BEGIN RECORDS FOR THIS TASK

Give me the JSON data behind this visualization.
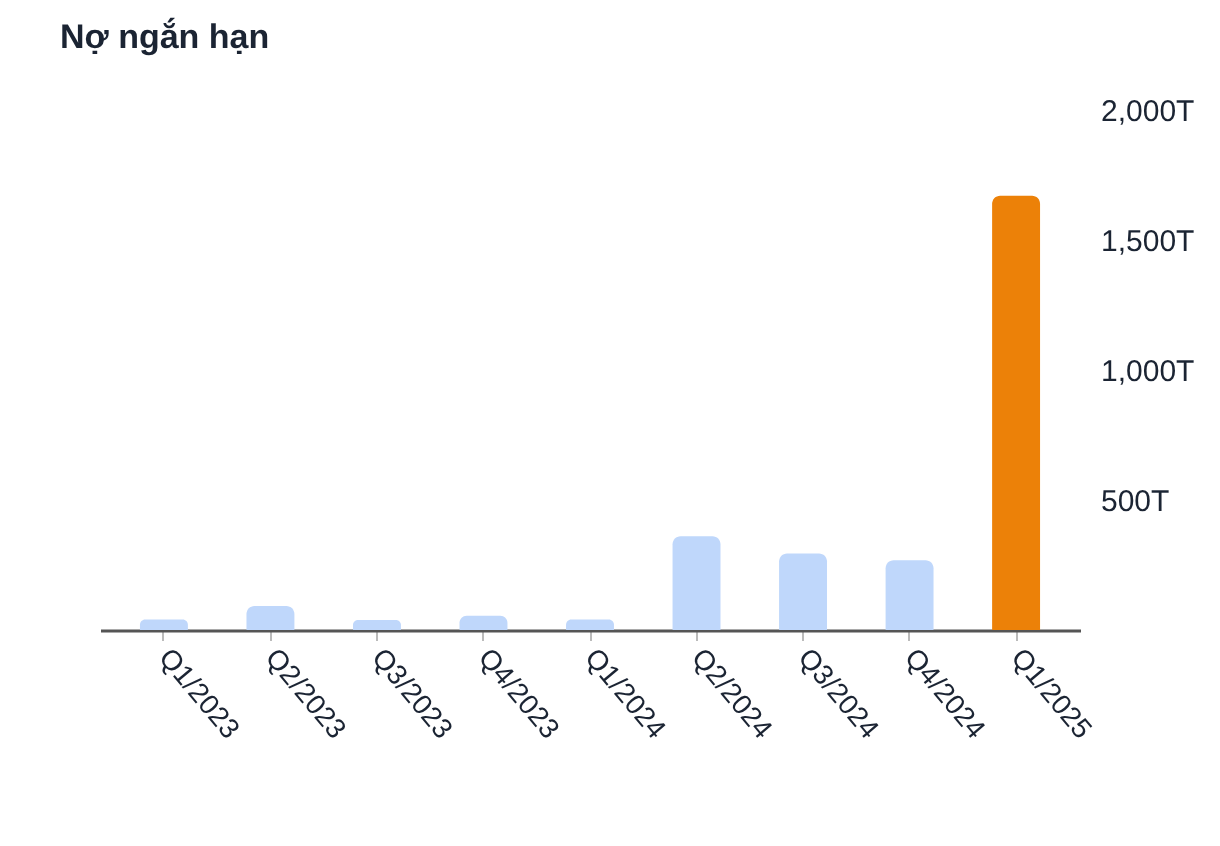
{
  "chart_data": {
    "type": "bar",
    "title": "Nợ ngắn hạn",
    "categories": [
      "Q1/2023",
      "Q2/2023",
      "Q3/2023",
      "Q4/2023",
      "Q1/2024",
      "Q2/2024",
      "Q3/2024",
      "Q4/2024",
      "Q1/2025"
    ],
    "values": [
      40,
      92,
      38,
      55,
      40,
      361,
      294,
      268,
      1670
    ],
    "colors": [
      "#bfd7fb",
      "#bfd7fb",
      "#bfd7fb",
      "#bfd7fb",
      "#bfd7fb",
      "#bfd7fb",
      "#bfd7fb",
      "#bfd7fb",
      "#ec8108"
    ],
    "ylim": [
      0,
      2000
    ],
    "yticks": [
      {
        "value": 500,
        "label": "500T"
      },
      {
        "value": 1000,
        "label": "1,000T"
      },
      {
        "value": 1500,
        "label": "1,500T"
      },
      {
        "value": 2000,
        "label": "2,000T"
      }
    ],
    "grid": false
  }
}
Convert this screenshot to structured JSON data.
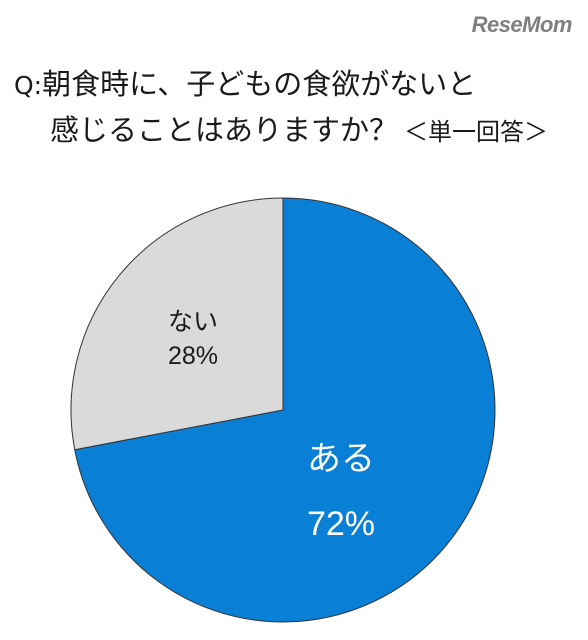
{
  "logo": "ReseMom",
  "question": {
    "prefix": "Q:",
    "line1": "朝食時に、子どもの食欲がないと",
    "line2": "感じることはありますか？",
    "note": "＜単一回答＞"
  },
  "chart_data": {
    "type": "pie",
    "categories": [
      "ある",
      "ない"
    ],
    "values": [
      72,
      28
    ],
    "value_labels": [
      "72%",
      "28%"
    ],
    "colors": [
      "#0a7fd6",
      "#dadada"
    ],
    "label_colors": [
      "#ffffff",
      "#1a1a1a"
    ],
    "start": "12 o'clock",
    "direction": "clockwise"
  }
}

END RECORDS FOR THIS TASK

→ **GOAL**
Extract all the entries word for word; omit any pictures.

→ **COMPLETED EXERCISE**
Give me the JSON data behind this visualization.
{
  "chart_data": {
    "type": "bar",
    "title": "Nợ ngắn hạn",
    "categories": [
      "Q1/2023",
      "Q2/2023",
      "Q3/2023",
      "Q4/2023",
      "Q1/2024",
      "Q2/2024",
      "Q3/2024",
      "Q4/2024",
      "Q1/2025"
    ],
    "values": [
      40,
      92,
      38,
      55,
      40,
      361,
      294,
      268,
      1670
    ],
    "colors": [
      "#bfd7fb",
      "#bfd7fb",
      "#bfd7fb",
      "#bfd7fb",
      "#bfd7fb",
      "#bfd7fb",
      "#bfd7fb",
      "#bfd7fb",
      "#ec8108"
    ],
    "ylim": [
      0,
      2000
    ],
    "yticks": [
      {
        "value": 500,
        "label": "500T"
      },
      {
        "value": 1000,
        "label": "1,000T"
      },
      {
        "value": 1500,
        "label": "1,500T"
      },
      {
        "value": 2000,
        "label": "2,000T"
      }
    ],
    "grid": false
  }
}
Convert this screenshot to structured JSON data.
{
  "logo": "ReseMom",
  "question": {
    "prefix": "Q:",
    "line1": "朝食時に、子どもの食欲がないと",
    "line2": "感じることはありますか？",
    "note": "＜単一回答＞"
  },
  "chart_data": {
    "type": "pie",
    "categories": [
      "ある",
      "ない"
    ],
    "values": [
      72,
      28
    ],
    "value_labels": [
      "72%",
      "28%"
    ],
    "colors": [
      "#0a7fd6",
      "#dadada"
    ],
    "label_colors": [
      "#ffffff",
      "#1a1a1a"
    ],
    "start": "12 o'clock",
    "direction": "clockwise"
  }
}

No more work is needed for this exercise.